AIM: Reproduce the lines below verbatim, covering the stretch from the line containing "colorbar-bar <box>70 745 810 775</box>" through the line containing "colorbar-ticks <box>172 774 708 779</box>", both ends included.

Recorded data:
.....
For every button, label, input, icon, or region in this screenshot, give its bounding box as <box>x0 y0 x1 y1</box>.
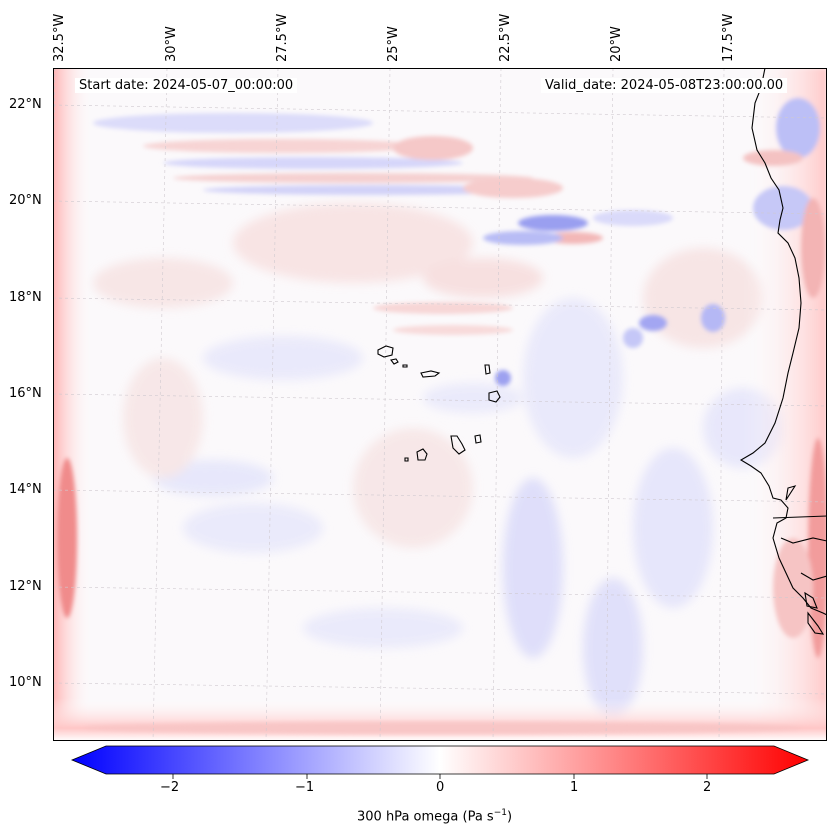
colorbar-bar <box>70 745 810 775</box>
colorbar-tick-label: −1 <box>295 780 315 795</box>
island-boa-vista <box>488 390 501 403</box>
omega-band-left-strong <box>57 458 77 618</box>
colorbar-tick-label: 1 <box>570 780 579 795</box>
colorbar-tick-label: 0 <box>436 780 445 795</box>
island-sao-vicente <box>390 358 399 365</box>
lat-label-14n: 14°N <box>9 482 42 497</box>
omega-bands-top <box>93 113 725 386</box>
cape-verde-islands <box>377 345 501 462</box>
island-santiago <box>450 435 466 455</box>
lat-label-12n: 12°N <box>9 579 42 594</box>
colorbar-tick-label: −2 <box>160 780 180 795</box>
map-frame <box>53 68 827 741</box>
omega-band-left <box>53 68 93 741</box>
lon-label-22-5w: 22.5°W <box>498 13 513 62</box>
colorbar-label-exponent: −1 <box>493 808 507 818</box>
island-brava <box>404 457 409 462</box>
colorbar-label: 300 hPa omega (Pa s−1) <box>357 808 512 824</box>
island-sal <box>484 364 491 375</box>
island-maio <box>474 434 482 444</box>
lat-label-18n: 18°N <box>9 290 42 305</box>
island-santa-luzia <box>402 364 408 368</box>
valid-date-label: Valid_date: 2024-05-08T23:00:00.00 <box>541 78 788 93</box>
colorbar-ticks <box>172 774 708 779</box>
lat-label-22n: 22°N <box>9 97 42 112</box>
lon-label-20w: 20°W <box>609 26 624 62</box>
lat-label-20n: 20°N <box>9 193 42 208</box>
island-fogo <box>416 448 428 461</box>
island-santo-antao <box>377 345 394 358</box>
omega-bands-right <box>743 68 827 741</box>
colorbar-tick-label: 2 <box>703 780 712 795</box>
african-coastline <box>739 68 827 635</box>
lat-label-10n: 10°N <box>9 675 42 690</box>
island-sao-nicolau <box>420 370 441 378</box>
lon-label-32-5w: 32.5°W <box>52 13 67 62</box>
omega-band-bottom <box>53 698 827 741</box>
gridlines <box>53 68 827 741</box>
start-date-label: Start date: 2024-05-07_00:00:00 <box>75 78 298 93</box>
lon-label-27-5w: 27.5°W <box>275 13 290 62</box>
omega-map <box>53 68 827 741</box>
lon-label-25w: 25°W <box>386 26 401 62</box>
lon-label-17-5w: 17.5°W <box>721 13 736 62</box>
omega-field <box>93 203 783 718</box>
lat-label-16n: 16°N <box>9 386 42 401</box>
lon-label-30w: 30°W <box>164 26 179 62</box>
colorbar-label-end: ) <box>506 809 513 825</box>
colorbar-label-text: 300 hPa omega (Pa s <box>357 809 494 825</box>
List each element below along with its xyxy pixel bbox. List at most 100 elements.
.....
RESPONSE TO THE TASK:
colorbar-bar <box>70 745 810 775</box>
colorbar-tick-label: −1 <box>295 780 315 795</box>
island-boa-vista <box>488 390 501 403</box>
omega-band-left-strong <box>57 458 77 618</box>
colorbar-tick-label: 1 <box>570 780 579 795</box>
colorbar-tick-label: 0 <box>436 780 445 795</box>
island-sao-vicente <box>390 358 399 365</box>
lat-label-14n: 14°N <box>9 482 42 497</box>
omega-bands-top <box>93 113 725 386</box>
cape-verde-islands <box>377 345 501 462</box>
island-santiago <box>450 435 466 455</box>
lat-label-12n: 12°N <box>9 579 42 594</box>
colorbar-tick-label: −2 <box>160 780 180 795</box>
map-frame <box>53 68 827 741</box>
omega-band-left <box>53 68 93 741</box>
lon-label-22-5w: 22.5°W <box>498 13 513 62</box>
colorbar-label-exponent: −1 <box>493 808 507 818</box>
island-brava <box>404 457 409 462</box>
colorbar-label: 300 hPa omega (Pa s−1) <box>357 808 512 824</box>
island-sal <box>484 364 491 375</box>
island-maio <box>474 434 482 444</box>
lat-label-18n: 18°N <box>9 290 42 305</box>
island-santa-luzia <box>402 364 408 368</box>
valid-date-label: Valid_date: 2024-05-08T23:00:00.00 <box>541 78 788 93</box>
colorbar-ticks <box>172 774 708 779</box>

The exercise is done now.